▶ What needs to be done
Give the listing below again in full, exactly as written.

Dataset records:
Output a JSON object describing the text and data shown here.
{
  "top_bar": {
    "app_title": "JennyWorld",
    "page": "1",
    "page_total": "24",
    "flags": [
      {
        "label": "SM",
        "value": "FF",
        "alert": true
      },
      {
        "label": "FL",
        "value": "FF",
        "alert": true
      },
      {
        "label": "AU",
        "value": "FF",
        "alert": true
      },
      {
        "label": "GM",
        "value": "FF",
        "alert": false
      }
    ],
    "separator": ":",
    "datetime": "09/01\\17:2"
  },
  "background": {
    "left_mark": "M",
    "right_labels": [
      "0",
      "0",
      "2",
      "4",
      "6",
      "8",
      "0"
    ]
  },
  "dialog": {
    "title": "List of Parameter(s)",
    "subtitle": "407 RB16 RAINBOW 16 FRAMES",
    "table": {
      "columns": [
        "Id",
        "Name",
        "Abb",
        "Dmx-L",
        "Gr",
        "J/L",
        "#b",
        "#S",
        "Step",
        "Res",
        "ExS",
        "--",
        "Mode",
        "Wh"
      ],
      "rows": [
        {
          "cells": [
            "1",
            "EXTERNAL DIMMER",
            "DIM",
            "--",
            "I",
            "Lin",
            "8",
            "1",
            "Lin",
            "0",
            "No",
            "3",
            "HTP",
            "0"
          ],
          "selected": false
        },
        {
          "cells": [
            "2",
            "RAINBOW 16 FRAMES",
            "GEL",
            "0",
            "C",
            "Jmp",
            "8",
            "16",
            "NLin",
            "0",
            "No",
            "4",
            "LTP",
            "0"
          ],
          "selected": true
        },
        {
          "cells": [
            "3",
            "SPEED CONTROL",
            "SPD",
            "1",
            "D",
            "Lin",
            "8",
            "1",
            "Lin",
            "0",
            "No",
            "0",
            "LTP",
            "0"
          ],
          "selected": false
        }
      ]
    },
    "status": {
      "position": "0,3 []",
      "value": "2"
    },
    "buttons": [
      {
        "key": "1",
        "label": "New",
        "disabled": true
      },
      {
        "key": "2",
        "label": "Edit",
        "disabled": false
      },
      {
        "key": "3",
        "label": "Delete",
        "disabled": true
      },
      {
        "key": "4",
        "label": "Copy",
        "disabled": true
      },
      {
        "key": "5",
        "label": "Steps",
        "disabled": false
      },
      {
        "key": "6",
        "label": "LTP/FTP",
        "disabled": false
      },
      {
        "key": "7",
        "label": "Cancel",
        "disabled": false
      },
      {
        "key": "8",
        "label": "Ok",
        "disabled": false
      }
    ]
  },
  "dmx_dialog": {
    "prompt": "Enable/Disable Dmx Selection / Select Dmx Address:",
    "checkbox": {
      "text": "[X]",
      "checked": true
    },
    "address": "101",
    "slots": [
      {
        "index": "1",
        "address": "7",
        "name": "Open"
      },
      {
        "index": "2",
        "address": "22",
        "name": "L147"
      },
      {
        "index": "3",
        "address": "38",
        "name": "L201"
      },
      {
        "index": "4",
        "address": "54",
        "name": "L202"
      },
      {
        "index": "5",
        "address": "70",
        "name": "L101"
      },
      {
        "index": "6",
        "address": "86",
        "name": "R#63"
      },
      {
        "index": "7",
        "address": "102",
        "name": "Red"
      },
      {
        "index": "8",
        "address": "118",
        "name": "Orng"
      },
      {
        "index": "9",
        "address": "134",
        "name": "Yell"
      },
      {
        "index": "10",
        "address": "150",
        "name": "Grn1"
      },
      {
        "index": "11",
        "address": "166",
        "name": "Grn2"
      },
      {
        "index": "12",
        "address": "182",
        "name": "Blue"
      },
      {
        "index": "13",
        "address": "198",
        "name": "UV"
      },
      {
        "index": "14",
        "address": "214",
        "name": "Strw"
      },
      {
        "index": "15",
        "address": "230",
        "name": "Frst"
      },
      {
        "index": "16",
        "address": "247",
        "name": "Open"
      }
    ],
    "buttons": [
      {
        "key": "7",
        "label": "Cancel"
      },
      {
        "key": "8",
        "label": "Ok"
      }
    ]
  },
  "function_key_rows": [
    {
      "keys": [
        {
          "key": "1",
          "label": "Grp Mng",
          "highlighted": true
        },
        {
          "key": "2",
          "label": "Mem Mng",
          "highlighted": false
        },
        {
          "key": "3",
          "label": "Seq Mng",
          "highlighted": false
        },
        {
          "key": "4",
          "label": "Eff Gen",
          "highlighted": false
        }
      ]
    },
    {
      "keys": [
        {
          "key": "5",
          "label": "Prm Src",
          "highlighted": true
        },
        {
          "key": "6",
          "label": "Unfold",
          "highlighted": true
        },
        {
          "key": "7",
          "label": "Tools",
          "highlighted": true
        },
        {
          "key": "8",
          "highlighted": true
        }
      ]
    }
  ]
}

▶ Result
Output a JSON object describing the text and data shown here.
{
  "top_bar": {
    "app_title": "JennyWorld",
    "page": "1",
    "page_total": "24",
    "flags": [
      {
        "label": "SM",
        "value": "FF",
        "alert": true
      },
      {
        "label": "FL",
        "value": "FF",
        "alert": true
      },
      {
        "label": "AU",
        "value": "FF",
        "alert": true
      },
      {
        "label": "GM",
        "value": "FF",
        "alert": false
      }
    ],
    "separator": ":",
    "datetime": "09/01\\17:2"
  },
  "background": {
    "left_mark": "M",
    "right_labels": [
      "0",
      "0",
      "2",
      "4",
      "6",
      "8",
      "0"
    ]
  },
  "dialog": {
    "title": "List of Parameter(s)",
    "subtitle": "407 RB16 RAINBOW 16 FRAMES",
    "table": {
      "columns": [
        "Id",
        "Name",
        "Abb",
        "Dmx-L",
        "Gr",
        "J/L",
        "#b",
        "#S",
        "Step",
        "Res",
        "ExS",
        "--",
        "Mode",
        "Wh"
      ],
      "rows": [
        {
          "cells": [
            "1",
            "EXTERNAL DIMMER",
            "DIM",
            "--",
            "I",
            "Lin",
            "8",
            "1",
            "Lin",
            "0",
            "No",
            "3",
            "HTP",
            "0"
          ],
          "selected": false
        },
        {
          "cells": [
            "2",
            "RAINBOW 16 FRAMES",
            "GEL",
            "0",
            "C",
            "Jmp",
            "8",
            "16",
            "NLin",
            "0",
            "No",
            "4",
            "LTP",
            "0"
          ],
          "selected": true
        },
        {
          "cells": [
            "3",
            "SPEED CONTROL",
            "SPD",
            "1",
            "D",
            "Lin",
            "8",
            "1",
            "Lin",
            "0",
            "No",
            "0",
            "LTP",
            "0"
          ],
          "selected": false
        }
      ]
    },
    "status": {
      "position": "0,3 []",
      "value": "2"
    },
    "buttons": [
      {
        "key": "1",
        "label": "New",
        "disabled": true
      },
      {
        "key": "2",
        "label": "Edit",
        "disabled": false
      },
      {
        "key": "3",
        "label": "Delete",
        "disabled": true
      },
      {
        "key": "4",
        "label": "Copy",
        "disabled": true
      },
      {
        "key": "5",
        "label": "Steps",
        "disabled": false
      },
      {
        "key": "6",
        "label": "LTP/FTP",
        "disabled": false
      },
      {
        "key": "7",
        "label": "Cancel",
        "disabled": false
      },
      {
        "key": "8",
        "label": "Ok",
        "disabled": false
      }
    ]
  },
  "dmx_dialog": {
    "prompt": "Enable/Disable Dmx Selection / Select Dmx Address:",
    "checkbox": {
      "text": "[X]",
      "checked": true
    },
    "address": "101",
    "slots": [
      {
        "index": "1",
        "address": "7",
        "name": "Open"
      },
      {
        "index": "2",
        "address": "22",
        "name": "L147"
      },
      {
        "index": "3",
        "address": "38",
        "name": "L201"
      },
      {
        "index": "4",
        "address": "54",
        "name": "L202"
      },
      {
        "index": "5",
        "address": "70",
        "name": "L101"
      },
      {
        "index": "6",
        "address": "86",
        "name": "R#63"
      },
      {
        "index": "7",
        "address": "102",
        "name": "Red"
      },
      {
        "index": "8",
        "address": "118",
        "name": "Orng"
      },
      {
        "index": "9",
        "address": "134",
        "name": "Yell"
      },
      {
        "index": "10",
        "address": "150",
        "name": "Grn1"
      },
      {
        "index": "11",
        "address": "166",
        "name": "Grn2"
      },
      {
        "index": "12",
        "address": "182",
        "name": "Blue"
      },
      {
        "index": "13",
        "address": "198",
        "name": "UV"
      },
      {
        "index": "14",
        "address": "214",
        "name": "Strw"
      },
      {
        "index": "15",
        "address": "230",
        "name": "Frst"
      },
      {
        "index": "16",
        "address": "247",
        "name": "Open"
      }
    ],
    "buttons": [
      {
        "key": "7",
        "label": "Cancel"
      },
      {
        "key": "8",
        "label": "Ok"
      }
    ]
  },
  "function_key_rows": [
    {
      "keys": [
        {
          "key": "1",
          "label": "Grp Mng",
          "highlighted": true
        },
        {
          "key": "2",
          "label": "Mem Mng",
          "highlighted": false
        },
        {
          "key": "3",
          "label": "Seq Mng",
          "highlighted": false
        },
        {
          "key": "4",
          "label": "Eff Gen",
          "highlighted": false
        }
      ]
    },
    {
      "keys": [
        {
          "key": "5",
          "label": "Prm Src",
          "highlighted": true
        },
        {
          "key": "6",
          "label": "Unfold",
          "highlighted": true
        },
        {
          "key": "7",
          "label": "Tools",
          "highlighted": true
        },
        {
          "key": "8",
          "highlighted": true
        }
      ]
    }
  ]
}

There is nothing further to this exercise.